◆ **Selection**
-- Begin --

Raft consensus implementation in java
The core algorithm is implemented based on the TLA+ spec, whose safety is proven, and liveness is highly depended on the pseudo random number sequence, which could be fine if different servers in the same cluster are generating random numbers with different seeds.
- Core Algorithm, safety is proven
- Configuration Change Support, add or remove servers one by one without limitation
- Client Request Support
- Urgent commit, see below
- log compaction
Urgent Commit, is a new feature introduced by this implementation, which enables the leader asks all other servers to commit one or more logs if commit index is advanced. With Urgent Commit, the system's performance is highly improved and the heartbeat interval could be increased to seconds,depends on how long your application can abide when a leader goes down, usually, one or two seconds is fine.
it's always safer to implement such kind of algorithm based on Math description other than natural languge description. there should be an auto conversion from TLA+ to programming languages, even they are talking things in different ways, but they are identical
In the example of dmprinter (Distributed Message Printer), it takes about 4ms to commit a message, while in Active-Active scenario (sending messages to all three instances of dmprinter), it takes about 9ms to commit a message, the data is collected by CLT (Central Limitation Theory) with 95% of confidence level.

-- End --

◆ **Supplied data**

-- Begin --

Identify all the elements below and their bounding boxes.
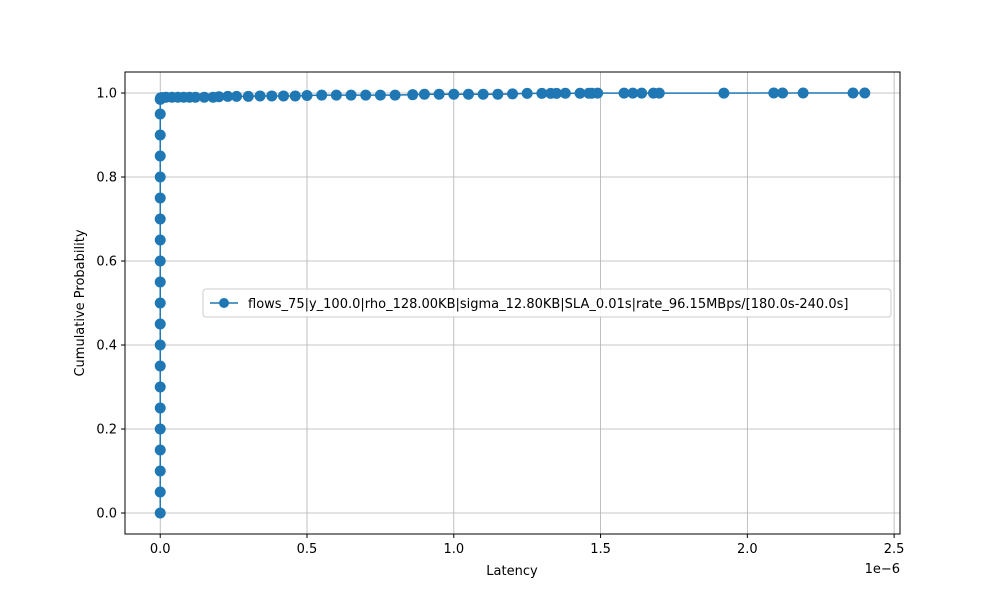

-- End --

◆ **To be done**
**a.** In the Raft text, how long does it take to commit a message when messages go to all three dmprinter instances?
**b.** Return the stretch of the Raft text from "it's always safer" through "of confidence level.", copied word for word.

◆ **Results for each task**
**a.** About 9ms.

**b.**
it's always safer to implement such kind of algorithm based on Math description other than natural languge description. there should be an auto conversion from TLA+ to programming languages, even they are talking things in different ways, but they are identical
In the example of dmprinter (Distributed Message Printer), it takes about 4ms to commit a message, while in Active-Active scenario (sending messages to all three instances of dmprinter), it takes about 9ms to commit a message, the data is collected by CLT (Central Limitation Theory) with 95% of confidence level.